--- Your goal ---
Counting only lines that hold "inkl", give the total and nothing more.

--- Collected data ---
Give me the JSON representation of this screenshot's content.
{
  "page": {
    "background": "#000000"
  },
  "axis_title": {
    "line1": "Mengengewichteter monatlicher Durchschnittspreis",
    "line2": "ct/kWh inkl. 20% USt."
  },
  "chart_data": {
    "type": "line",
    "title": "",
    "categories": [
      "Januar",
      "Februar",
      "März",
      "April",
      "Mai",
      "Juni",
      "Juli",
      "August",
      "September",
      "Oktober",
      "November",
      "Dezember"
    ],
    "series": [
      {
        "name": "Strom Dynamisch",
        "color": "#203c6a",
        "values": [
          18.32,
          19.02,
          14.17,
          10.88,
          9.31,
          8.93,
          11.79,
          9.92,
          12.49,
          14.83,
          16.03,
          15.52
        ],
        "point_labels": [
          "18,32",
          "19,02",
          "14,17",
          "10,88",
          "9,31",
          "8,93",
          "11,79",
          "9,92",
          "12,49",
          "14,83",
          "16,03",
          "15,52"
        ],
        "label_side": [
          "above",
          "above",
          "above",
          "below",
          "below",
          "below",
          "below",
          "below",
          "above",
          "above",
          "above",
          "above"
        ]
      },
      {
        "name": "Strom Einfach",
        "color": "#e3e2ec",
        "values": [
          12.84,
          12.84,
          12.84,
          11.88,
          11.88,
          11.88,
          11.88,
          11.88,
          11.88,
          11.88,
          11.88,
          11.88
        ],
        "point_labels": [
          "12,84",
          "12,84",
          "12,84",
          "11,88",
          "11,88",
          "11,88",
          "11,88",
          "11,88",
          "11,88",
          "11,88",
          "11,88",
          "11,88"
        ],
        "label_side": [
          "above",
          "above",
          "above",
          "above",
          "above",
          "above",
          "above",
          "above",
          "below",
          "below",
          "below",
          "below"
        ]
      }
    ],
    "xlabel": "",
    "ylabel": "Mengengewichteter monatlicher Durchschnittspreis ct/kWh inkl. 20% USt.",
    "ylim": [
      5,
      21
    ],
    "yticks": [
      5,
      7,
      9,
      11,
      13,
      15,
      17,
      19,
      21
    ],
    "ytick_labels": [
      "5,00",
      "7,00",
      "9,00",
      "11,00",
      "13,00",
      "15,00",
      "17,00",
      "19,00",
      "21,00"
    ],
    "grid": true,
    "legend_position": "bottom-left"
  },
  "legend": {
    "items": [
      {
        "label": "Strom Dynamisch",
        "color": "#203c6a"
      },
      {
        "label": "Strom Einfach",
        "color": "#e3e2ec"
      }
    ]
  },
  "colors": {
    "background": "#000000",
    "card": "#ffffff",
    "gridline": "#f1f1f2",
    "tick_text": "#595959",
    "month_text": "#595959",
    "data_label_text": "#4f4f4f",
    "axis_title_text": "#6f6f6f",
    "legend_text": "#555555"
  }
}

--- Solution to the problem ---
2